### Directions for this task
Count how many lines include "text" and answer with that number only.

### Supplied records
....
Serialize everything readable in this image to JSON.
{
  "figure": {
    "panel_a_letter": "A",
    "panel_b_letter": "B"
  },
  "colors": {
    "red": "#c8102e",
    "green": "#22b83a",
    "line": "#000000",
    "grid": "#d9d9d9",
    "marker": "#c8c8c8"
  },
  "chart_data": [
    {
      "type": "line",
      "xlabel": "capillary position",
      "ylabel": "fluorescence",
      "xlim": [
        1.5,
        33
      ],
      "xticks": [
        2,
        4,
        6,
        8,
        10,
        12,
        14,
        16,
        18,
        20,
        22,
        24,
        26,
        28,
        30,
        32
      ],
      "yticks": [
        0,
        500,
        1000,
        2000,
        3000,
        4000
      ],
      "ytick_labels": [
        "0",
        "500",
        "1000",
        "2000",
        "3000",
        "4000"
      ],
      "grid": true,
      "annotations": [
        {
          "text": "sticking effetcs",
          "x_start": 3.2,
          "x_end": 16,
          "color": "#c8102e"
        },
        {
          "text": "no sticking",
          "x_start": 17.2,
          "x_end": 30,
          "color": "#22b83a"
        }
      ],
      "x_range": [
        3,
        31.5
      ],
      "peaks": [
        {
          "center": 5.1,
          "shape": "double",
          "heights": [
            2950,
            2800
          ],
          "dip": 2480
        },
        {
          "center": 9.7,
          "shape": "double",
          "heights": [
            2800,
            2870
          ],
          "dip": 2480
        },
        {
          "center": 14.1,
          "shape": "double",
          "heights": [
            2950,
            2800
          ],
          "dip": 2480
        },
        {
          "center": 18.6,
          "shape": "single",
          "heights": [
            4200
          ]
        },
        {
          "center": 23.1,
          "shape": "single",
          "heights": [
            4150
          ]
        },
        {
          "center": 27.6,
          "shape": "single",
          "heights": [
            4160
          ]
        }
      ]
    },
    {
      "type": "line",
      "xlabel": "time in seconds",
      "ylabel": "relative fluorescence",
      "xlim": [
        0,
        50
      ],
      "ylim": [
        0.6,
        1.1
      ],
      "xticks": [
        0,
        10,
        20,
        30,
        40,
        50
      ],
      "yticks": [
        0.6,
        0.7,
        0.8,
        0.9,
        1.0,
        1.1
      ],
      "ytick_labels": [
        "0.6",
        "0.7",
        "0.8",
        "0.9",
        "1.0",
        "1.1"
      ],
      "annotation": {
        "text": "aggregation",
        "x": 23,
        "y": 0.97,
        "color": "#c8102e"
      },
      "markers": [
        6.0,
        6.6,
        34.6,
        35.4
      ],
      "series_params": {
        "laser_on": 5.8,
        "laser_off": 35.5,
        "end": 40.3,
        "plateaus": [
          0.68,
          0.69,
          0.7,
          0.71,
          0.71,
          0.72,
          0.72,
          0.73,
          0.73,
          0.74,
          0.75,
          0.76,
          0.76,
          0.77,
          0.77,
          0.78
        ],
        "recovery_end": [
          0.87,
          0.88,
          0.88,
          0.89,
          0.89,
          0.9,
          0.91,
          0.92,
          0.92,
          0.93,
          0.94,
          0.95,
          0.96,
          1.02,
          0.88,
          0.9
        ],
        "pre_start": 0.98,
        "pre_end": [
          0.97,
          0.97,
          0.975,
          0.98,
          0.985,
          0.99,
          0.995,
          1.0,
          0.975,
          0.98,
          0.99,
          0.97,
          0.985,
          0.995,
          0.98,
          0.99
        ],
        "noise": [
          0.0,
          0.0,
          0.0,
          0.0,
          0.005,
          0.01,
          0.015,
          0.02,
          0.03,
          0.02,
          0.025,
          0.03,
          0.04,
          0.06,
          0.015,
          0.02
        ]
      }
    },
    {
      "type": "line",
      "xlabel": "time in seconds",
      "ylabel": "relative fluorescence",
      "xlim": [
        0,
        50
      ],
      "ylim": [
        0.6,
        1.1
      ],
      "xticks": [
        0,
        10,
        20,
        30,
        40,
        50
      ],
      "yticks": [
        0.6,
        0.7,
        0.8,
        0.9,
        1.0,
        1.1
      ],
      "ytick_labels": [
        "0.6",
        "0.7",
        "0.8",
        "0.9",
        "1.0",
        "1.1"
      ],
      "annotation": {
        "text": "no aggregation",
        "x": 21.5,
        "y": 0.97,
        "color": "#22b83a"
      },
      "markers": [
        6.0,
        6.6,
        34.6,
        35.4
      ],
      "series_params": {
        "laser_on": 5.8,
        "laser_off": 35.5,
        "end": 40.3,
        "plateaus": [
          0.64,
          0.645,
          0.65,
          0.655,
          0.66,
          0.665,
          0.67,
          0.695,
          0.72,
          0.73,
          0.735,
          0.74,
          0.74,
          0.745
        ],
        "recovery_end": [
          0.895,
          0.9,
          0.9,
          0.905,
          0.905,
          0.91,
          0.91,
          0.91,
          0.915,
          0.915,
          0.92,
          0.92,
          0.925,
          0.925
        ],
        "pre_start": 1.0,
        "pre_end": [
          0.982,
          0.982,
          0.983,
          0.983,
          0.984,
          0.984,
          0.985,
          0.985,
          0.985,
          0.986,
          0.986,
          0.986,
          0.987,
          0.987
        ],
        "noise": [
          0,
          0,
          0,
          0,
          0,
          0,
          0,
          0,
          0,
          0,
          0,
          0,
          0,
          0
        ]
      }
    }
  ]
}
....
### Answer to the exercise
4